**** Records shown ****
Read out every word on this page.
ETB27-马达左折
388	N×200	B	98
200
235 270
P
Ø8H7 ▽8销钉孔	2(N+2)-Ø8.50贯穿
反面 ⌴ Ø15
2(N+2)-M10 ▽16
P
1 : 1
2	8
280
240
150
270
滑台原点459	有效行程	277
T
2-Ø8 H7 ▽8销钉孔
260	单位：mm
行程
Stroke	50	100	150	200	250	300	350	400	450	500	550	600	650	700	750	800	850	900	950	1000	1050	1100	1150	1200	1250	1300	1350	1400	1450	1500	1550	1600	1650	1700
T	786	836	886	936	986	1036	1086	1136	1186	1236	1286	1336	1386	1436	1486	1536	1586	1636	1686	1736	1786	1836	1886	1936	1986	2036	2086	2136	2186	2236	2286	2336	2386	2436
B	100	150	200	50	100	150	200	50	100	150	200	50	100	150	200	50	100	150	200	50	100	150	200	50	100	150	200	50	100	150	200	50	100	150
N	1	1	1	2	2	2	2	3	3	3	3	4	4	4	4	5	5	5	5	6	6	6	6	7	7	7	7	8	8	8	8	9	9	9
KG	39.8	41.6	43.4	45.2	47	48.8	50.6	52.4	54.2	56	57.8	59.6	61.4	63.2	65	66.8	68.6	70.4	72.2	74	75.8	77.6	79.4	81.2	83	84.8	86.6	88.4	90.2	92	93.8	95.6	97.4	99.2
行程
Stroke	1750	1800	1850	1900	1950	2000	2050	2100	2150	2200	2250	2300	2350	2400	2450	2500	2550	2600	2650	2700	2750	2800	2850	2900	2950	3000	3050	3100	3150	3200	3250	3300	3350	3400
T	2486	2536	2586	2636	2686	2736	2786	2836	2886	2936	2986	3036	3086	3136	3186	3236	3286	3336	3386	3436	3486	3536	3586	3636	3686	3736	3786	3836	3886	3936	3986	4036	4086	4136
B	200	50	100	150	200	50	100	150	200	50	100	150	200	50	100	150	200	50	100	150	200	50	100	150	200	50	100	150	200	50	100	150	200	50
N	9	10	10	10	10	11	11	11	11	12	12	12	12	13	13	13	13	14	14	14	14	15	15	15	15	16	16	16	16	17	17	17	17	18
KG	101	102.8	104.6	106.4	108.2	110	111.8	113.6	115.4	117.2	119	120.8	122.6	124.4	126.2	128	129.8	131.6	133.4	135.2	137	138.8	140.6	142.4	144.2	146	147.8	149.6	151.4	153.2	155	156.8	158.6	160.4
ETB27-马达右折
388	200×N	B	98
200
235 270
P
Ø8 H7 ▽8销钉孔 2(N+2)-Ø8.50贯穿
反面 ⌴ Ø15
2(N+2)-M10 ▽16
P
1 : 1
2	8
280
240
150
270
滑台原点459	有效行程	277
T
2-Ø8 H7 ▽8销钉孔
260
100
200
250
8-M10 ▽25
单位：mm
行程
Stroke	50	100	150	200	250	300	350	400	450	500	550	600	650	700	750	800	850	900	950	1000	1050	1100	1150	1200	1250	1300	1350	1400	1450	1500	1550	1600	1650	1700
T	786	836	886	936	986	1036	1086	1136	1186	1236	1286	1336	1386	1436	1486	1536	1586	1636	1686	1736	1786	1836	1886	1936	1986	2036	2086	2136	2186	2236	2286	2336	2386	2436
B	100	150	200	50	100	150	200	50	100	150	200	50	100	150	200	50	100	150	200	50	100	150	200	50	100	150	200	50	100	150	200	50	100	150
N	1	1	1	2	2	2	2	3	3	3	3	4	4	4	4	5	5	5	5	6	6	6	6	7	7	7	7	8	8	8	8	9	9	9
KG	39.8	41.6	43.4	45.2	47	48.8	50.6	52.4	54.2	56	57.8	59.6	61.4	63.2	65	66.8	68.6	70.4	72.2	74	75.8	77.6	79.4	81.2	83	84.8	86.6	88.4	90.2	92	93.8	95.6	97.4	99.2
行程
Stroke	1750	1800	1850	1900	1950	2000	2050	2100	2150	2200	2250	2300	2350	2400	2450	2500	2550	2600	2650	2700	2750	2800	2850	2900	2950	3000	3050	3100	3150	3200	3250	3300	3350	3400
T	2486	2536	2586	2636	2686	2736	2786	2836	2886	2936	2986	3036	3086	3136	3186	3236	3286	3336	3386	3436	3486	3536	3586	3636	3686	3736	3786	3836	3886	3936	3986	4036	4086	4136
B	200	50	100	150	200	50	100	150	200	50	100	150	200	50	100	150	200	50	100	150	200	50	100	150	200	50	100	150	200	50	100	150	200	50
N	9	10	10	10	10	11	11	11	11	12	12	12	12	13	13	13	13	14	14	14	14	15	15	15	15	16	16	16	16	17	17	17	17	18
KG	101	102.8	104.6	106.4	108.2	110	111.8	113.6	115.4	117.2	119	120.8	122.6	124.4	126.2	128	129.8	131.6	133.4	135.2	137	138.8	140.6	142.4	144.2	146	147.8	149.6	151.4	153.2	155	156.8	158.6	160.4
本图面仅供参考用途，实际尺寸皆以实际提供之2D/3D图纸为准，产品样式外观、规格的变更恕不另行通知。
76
****
What to produce. Retype each record exactly, leaving nothing out.

The reply.
Read out every word on this page.
ETB27-马达左折
388	N×200	B	98
200
235 270
P
Ø8H7 ▽8销钉孔	2(N+2)-Ø8.50贯穿
反面 ⌴ Ø15
2(N+2)-M10 ▽16
P
1 : 1
2	8
280
240
150
270
滑台原点459	有效行程	277
T
2-Ø8 H7 ▽8销钉孔
260	单位：mm
行程
Stroke	50	100	150	200	250	300	350	400	450	500	550	600	650	700	750	800	850	900	950	1000	1050	1100	1150	1200	1250	1300	1350	1400	1450	1500	1550	1600	1650	1700
T	786	836	886	936	986	1036	1086	1136	1186	1236	1286	1336	1386	1436	1486	1536	1586	1636	1686	1736	1786	1836	1886	1936	1986	2036	2086	2136	2186	2236	2286	2336	2386	2436
B	100	150	200	50	100	150	200	50	100	150	200	50	100	150	200	50	100	150	200	50	100	150	200	50	100	150	200	50	100	150	200	50	100	150
N	1	1	1	2	2	2	2	3	3	3	3	4	4	4	4	5	5	5	5	6	6	6	6	7	7	7	7	8	8	8	8	9	9	9
KG	39.8	41.6	43.4	45.2	47	48.8	50.6	52.4	54.2	56	57.8	59.6	61.4	63.2	65	66.8	68.6	70.4	72.2	74	75.8	77.6	79.4	81.2	83	84.8	86.6	88.4	90.2	92	93.8	95.6	97.4	99.2
行程
Stroke	1750	1800	1850	1900	1950	2000	2050	2100	2150	2200	2250	2300	2350	2400	2450	2500	2550	2600	2650	2700	2750	2800	2850	2900	2950	3000	3050	3100	3150	3200	3250	3300	3350	3400
T	2486	2536	2586	2636	2686	2736	2786	2836	2886	2936	2986	3036	3086	3136	3186	3236	3286	3336	3386	3436	3486	3536	3586	3636	3686	3736	3786	3836	3886	3936	3986	4036	4086	4136
B	200	50	100	150	200	50	100	150	200	50	100	150	200	50	100	150	200	50	100	150	200	50	100	150	200	50	100	150	200	50	100	150	200	50
N	9	10	10	10	10	11	11	11	11	12	12	12	12	13	13	13	13	14	14	14	14	15	15	15	15	16	16	16	16	17	17	17	17	18
KG	101	102.8	104.6	106.4	108.2	110	111.8	113.6	115.4	117.2	119	120.8	122.6	124.4	126.2	128	129.8	131.6	133.4	135.2	137	138.8	140.6	142.4	144.2	146	147.8	149.6	151.4	153.2	155	156.8	158.6	160.4
ETB27-马达右折
388	200×N	B	98
200
235 270
P
Ø8 H7 ▽8销钉孔 2(N+2)-Ø8.50贯穿
反面 ⌴ Ø15
2(N+2)-M10 ▽16
P
1 : 1
2	8
280
240
150
270
滑台原点459	有效行程	277
T
2-Ø8 H7 ▽8销钉孔
260
100
200
250
8-M10 ▽25
单位：mm
行程
Stroke	50	100	150	200	250	300	350	400	450	500	550	600	650	700	750	800	850	900	950	1000	1050	1100	1150	1200	1250	1300	1350	1400	1450	1500	1550	1600	1650	1700
T	786	836	886	936	986	1036	1086	1136	1186	1236	1286	1336	1386	1436	1486	1536	1586	1636	1686	1736	1786	1836	1886	1936	1986	2036	2086	2136	2186	2236	2286	2336	2386	2436
B	100	150	200	50	100	150	200	50	100	150	200	50	100	150	200	50	100	150	200	50	100	150	200	50	100	150	200	50	100	150	200	50	100	150
N	1	1	1	2	2	2	2	3	3	3	3	4	4	4	4	5	5	5	5	6	6	6	6	7	7	7	7	8	8	8	8	9	9	9
KG	39.8	41.6	43.4	45.2	47	48.8	50.6	52.4	54.2	56	57.8	59.6	61.4	63.2	65	66.8	68.6	70.4	72.2	74	75.8	77.6	79.4	81.2	83	84.8	86.6	88.4	90.2	92	93.8	95.6	97.4	99.2
行程
Stroke	1750	1800	1850	1900	1950	2000	2050	2100	2150	2200	2250	2300	2350	2400	2450	2500	2550	2600	2650	2700	2750	2800	2850	2900	2950	3000	3050	3100	3150	3200	3250	3300	3350	3400
T	2486	2536	2586	2636	2686	2736	2786	2836	2886	2936	2986	3036	3086	3136	3186	3236	3286	3336	3386	3436	3486	3536	3586	3636	3686	3736	3786	3836	3886	3936	3986	4036	4086	4136
B	200	50	100	150	200	50	100	150	200	50	100	150	200	50	100	150	200	50	100	150	200	50	100	150	200	50	100	150	200	50	100	150	200	50
N	9	10	10	10	10	11	11	11	11	12	12	12	12	13	13	13	13	14	14	14	14	15	15	15	15	16	16	16	16	17	17	17	17	18
KG	101	102.8	104.6	106.4	108.2	110	111.8	113.6	115.4	117.2	119	120.8	122.6	124.4	126.2	128	129.8	131.6	133.4	135.2	137	138.8	140.6	142.4	144.2	146	147.8	149.6	151.4	153.2	155	156.8	158.6	160.4
本图面仅供参考用途，实际尺寸皆以实际提供之2D/3D图纸为准，产品样式外观、规格的变更恕不另行通知。
76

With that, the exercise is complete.